- **Stated goal**:
A verbatim copy of the records is required, with all pictures left out.

_ _ _

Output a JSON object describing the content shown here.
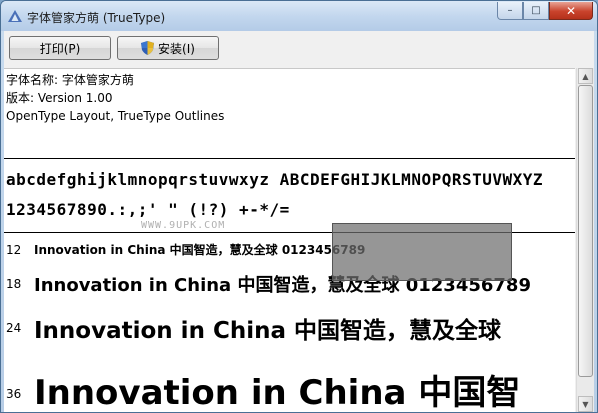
{
  "window": {
    "title": "字体管家方萌 (TrueType)"
  },
  "titlebar_buttons": {
    "minimize": "–",
    "maximize": "□",
    "close": "✕"
  },
  "toolbar": {
    "print_label": "打印(P)",
    "install_label": "安装(I)"
  },
  "info": {
    "font_name": "字体名称: 字体管家方萌",
    "version": "版本: Version 1.00",
    "outline": "OpenType Layout, TrueType Outlines"
  },
  "charset": {
    "letters": "abcdefghijklmnopqrstuvwxyz ABCDEFGHIJKLMNOPQRSTUVWXYZ",
    "digits": "1234567890.:,;' \" (!?) +-*/="
  },
  "watermark": "WWW.9UPK.COM",
  "samples": [
    {
      "size": "12",
      "text": "Innovation in China 中国智造，慧及全球 0123456789"
    },
    {
      "size": "18",
      "text": "Innovation in China 中国智造，慧及全球 0123456789"
    },
    {
      "size": "24",
      "text": "Innovation in China 中国智造，慧及全球"
    },
    {
      "size": "36",
      "text": "Innovation in China 中国智"
    }
  ],
  "scrollbar": {
    "up": "▲",
    "down": "▼"
  }
}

_ _ _

- **Answer to the problem**:
Output a JSON object describing the content shown here.
{
  "window": {
    "title": "字体管家方萌 (TrueType)"
  },
  "titlebar_buttons": {
    "minimize": "–",
    "maximize": "□",
    "close": "✕"
  },
  "toolbar": {
    "print_label": "打印(P)",
    "install_label": "安装(I)"
  },
  "info": {
    "font_name": "字体名称: 字体管家方萌",
    "version": "版本: Version 1.00",
    "outline": "OpenType Layout, TrueType Outlines"
  },
  "charset": {
    "letters": "abcdefghijklmnopqrstuvwxyz ABCDEFGHIJKLMNOPQRSTUVWXYZ",
    "digits": "1234567890.:,;' \" (!?) +-*/="
  },
  "watermark": "WWW.9UPK.COM",
  "samples": [
    {
      "size": "12",
      "text": "Innovation in China 中国智造，慧及全球 0123456789"
    },
    {
      "size": "18",
      "text": "Innovation in China 中国智造，慧及全球 0123456789"
    },
    {
      "size": "24",
      "text": "Innovation in China 中国智造，慧及全球"
    },
    {
      "size": "36",
      "text": "Innovation in China 中国智"
    }
  ],
  "scrollbar": {
    "up": "▲",
    "down": "▼"
  }
}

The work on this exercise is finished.